### [Task instructions]
Below is the data. Give it again, complete and exact.

***** Task material

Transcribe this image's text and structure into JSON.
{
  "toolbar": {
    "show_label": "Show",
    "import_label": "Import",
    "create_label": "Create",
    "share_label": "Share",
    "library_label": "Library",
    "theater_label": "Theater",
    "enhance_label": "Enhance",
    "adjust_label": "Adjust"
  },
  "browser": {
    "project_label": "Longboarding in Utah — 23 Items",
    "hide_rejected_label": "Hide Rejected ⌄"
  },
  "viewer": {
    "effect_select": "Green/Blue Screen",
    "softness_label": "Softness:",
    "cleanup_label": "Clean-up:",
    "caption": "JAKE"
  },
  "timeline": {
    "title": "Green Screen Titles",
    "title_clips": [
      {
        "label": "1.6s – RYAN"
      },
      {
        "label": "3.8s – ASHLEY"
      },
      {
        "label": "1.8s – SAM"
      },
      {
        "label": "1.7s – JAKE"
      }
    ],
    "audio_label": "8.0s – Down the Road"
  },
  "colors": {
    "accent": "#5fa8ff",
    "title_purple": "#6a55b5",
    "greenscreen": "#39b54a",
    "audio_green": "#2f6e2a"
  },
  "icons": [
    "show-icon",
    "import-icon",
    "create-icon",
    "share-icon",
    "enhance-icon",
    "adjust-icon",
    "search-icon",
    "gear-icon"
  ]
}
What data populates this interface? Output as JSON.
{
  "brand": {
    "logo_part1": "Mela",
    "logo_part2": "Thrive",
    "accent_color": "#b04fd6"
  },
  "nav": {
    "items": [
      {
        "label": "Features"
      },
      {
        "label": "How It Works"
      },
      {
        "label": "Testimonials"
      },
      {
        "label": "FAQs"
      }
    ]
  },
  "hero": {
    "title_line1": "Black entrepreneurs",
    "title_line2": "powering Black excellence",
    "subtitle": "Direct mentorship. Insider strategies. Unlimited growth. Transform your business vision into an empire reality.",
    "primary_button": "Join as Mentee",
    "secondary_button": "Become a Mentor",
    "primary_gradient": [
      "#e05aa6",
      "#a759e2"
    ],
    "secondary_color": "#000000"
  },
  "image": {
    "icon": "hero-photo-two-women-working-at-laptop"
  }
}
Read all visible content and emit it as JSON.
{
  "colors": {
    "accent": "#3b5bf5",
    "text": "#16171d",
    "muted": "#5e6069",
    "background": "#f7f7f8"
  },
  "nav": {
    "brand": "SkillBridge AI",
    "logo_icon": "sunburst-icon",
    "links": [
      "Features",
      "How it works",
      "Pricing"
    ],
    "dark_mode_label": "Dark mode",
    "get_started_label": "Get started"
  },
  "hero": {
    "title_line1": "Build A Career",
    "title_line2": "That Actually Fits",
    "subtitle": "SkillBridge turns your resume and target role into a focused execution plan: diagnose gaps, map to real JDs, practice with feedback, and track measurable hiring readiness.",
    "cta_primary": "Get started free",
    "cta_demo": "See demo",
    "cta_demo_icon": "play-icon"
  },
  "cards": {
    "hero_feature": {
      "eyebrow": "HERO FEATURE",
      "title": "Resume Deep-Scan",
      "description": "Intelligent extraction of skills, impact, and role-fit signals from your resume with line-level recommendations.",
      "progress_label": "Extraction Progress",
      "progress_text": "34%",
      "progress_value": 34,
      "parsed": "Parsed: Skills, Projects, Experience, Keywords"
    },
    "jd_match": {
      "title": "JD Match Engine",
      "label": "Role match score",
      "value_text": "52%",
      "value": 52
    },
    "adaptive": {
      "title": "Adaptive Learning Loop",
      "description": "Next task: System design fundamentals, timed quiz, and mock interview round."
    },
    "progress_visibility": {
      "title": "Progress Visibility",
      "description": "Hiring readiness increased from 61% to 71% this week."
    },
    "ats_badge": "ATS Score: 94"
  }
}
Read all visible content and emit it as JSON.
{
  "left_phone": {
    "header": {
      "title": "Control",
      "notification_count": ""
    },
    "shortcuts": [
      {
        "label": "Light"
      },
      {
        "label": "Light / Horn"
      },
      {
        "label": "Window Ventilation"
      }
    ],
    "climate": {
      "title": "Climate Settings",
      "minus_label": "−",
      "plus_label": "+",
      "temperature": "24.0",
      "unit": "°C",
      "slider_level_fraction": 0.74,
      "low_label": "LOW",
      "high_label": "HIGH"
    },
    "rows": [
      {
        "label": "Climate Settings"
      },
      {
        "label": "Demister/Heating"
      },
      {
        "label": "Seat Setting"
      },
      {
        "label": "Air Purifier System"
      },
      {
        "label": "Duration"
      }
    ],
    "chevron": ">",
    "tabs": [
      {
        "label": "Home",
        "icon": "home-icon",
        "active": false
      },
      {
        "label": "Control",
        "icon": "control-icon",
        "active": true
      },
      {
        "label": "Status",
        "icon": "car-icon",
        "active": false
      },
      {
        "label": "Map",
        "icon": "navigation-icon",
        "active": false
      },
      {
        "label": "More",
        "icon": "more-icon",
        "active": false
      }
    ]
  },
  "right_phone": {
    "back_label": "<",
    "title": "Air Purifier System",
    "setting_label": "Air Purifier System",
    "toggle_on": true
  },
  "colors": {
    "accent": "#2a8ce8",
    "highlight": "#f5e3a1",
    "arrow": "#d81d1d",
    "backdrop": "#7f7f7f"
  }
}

**********

### [Completed exercise]
Transcribe this image's text and structure into JSON.
{
  "toolbar": {
    "show_label": "Show",
    "import_label": "Import",
    "create_label": "Create",
    "share_label": "Share",
    "library_label": "Library",
    "theater_label": "Theater",
    "enhance_label": "Enhance",
    "adjust_label": "Adjust"
  },
  "browser": {
    "project_label": "Longboarding in Utah — 23 Items",
    "hide_rejected_label": "Hide Rejected ⌄"
  },
  "viewer": {
    "effect_select": "Green/Blue Screen",
    "softness_label": "Softness:",
    "cleanup_label": "Clean-up:",
    "caption": "JAKE"
  },
  "timeline": {
    "title": "Green Screen Titles",
    "title_clips": [
      {
        "label": "1.6s – RYAN"
      },
      {
        "label": "3.8s – ASHLEY"
      },
      {
        "label": "1.8s – SAM"
      },
      {
        "label": "1.7s – JAKE"
      }
    ],
    "audio_label": "8.0s – Down the Road"
  },
  "colors": {
    "accent": "#5fa8ff",
    "title_purple": "#6a55b5",
    "greenscreen": "#39b54a",
    "audio_green": "#2f6e2a"
  },
  "icons": [
    "show-icon",
    "import-icon",
    "create-icon",
    "share-icon",
    "enhance-icon",
    "adjust-icon",
    "search-icon",
    "gear-icon"
  ]
}
What data populates this interface? Output as JSON.
{
  "brand": {
    "logo_part1": "Mela",
    "logo_part2": "Thrive",
    "accent_color": "#b04fd6"
  },
  "nav": {
    "items": [
      {
        "label": "Features"
      },
      {
        "label": "How It Works"
      },
      {
        "label": "Testimonials"
      },
      {
        "label": "FAQs"
      }
    ]
  },
  "hero": {
    "title_line1": "Black entrepreneurs",
    "title_line2": "powering Black excellence",
    "subtitle": "Direct mentorship. Insider strategies. Unlimited growth. Transform your business vision into an empire reality.",
    "primary_button": "Join as Mentee",
    "secondary_button": "Become a Mentor",
    "primary_gradient": [
      "#e05aa6",
      "#a759e2"
    ],
    "secondary_color": "#000000"
  },
  "image": {
    "icon": "hero-photo-two-women-working-at-laptop"
  }
}
Read all visible content and emit it as JSON.
{
  "colors": {
    "accent": "#3b5bf5",
    "text": "#16171d",
    "muted": "#5e6069",
    "background": "#f7f7f8"
  },
  "nav": {
    "brand": "SkillBridge AI",
    "logo_icon": "sunburst-icon",
    "links": [
      "Features",
      "How it works",
      "Pricing"
    ],
    "dark_mode_label": "Dark mode",
    "get_started_label": "Get started"
  },
  "hero": {
    "title_line1": "Build A Career",
    "title_line2": "That Actually Fits",
    "subtitle": "SkillBridge turns your resume and target role into a focused execution plan: diagnose gaps, map to real JDs, practice with feedback, and track measurable hiring readiness.",
    "cta_primary": "Get started free",
    "cta_demo": "See demo",
    "cta_demo_icon": "play-icon"
  },
  "cards": {
    "hero_feature": {
      "eyebrow": "HERO FEATURE",
      "title": "Resume Deep-Scan",
      "description": "Intelligent extraction of skills, impact, and role-fit signals from your resume with line-level recommendations.",
      "progress_label": "Extraction Progress",
      "progress_text": "34%",
      "progress_value": 34,
      "parsed": "Parsed: Skills, Projects, Experience, Keywords"
    },
    "jd_match": {
      "title": "JD Match Engine",
      "label": "Role match score",
      "value_text": "52%",
      "value": 52
    },
    "adaptive": {
      "title": "Adaptive Learning Loop",
      "description": "Next task: System design fundamentals, timed quiz, and mock interview round."
    },
    "progress_visibility": {
      "title": "Progress Visibility",
      "description": "Hiring readiness increased from 61% to 71% this week."
    },
    "ats_badge": "ATS Score: 94"
  }
}
Read all visible content and emit it as JSON.
{
  "left_phone": {
    "header": {
      "title": "Control",
      "notification_count": ""
    },
    "shortcuts": [
      {
        "label": "Light"
      },
      {
        "label": "Light / Horn"
      },
      {
        "label": "Window Ventilation"
      }
    ],
    "climate": {
      "title": "Climate Settings",
      "minus_label": "−",
      "plus_label": "+",
      "temperature": "24.0",
      "unit": "°C",
      "slider_level_fraction": 0.74,
      "low_label": "LOW",
      "high_label": "HIGH"
    },
    "rows": [
      {
        "label": "Climate Settings"
      },
      {
        "label": "Demister/Heating"
      },
      {
        "label": "Seat Setting"
      },
      {
        "label": "Air Purifier System"
      },
      {
        "label": "Duration"
      }
    ],
    "chevron": ">",
    "tabs": [
      {
        "label": "Home",
        "icon": "home-icon",
        "active": false
      },
      {
        "label": "Control",
        "icon": "control-icon",
        "active": true
      },
      {
        "label": "Status",
        "icon": "car-icon",
        "active": false
      },
      {
        "label": "Map",
        "icon": "navigation-icon",
        "active": false
      },
      {
        "label": "More",
        "icon": "more-icon",
        "active": false
      }
    ]
  },
  "right_phone": {
    "back_label": "<",
    "title": "Air Purifier System",
    "setting_label": "Air Purifier System",
    "toggle_on": true
  },
  "colors": {
    "accent": "#2a8ce8",
    "highlight": "#f5e3a1",
    "arrow": "#d81d1d",
    "backdrop": "#7f7f7f"
  }
}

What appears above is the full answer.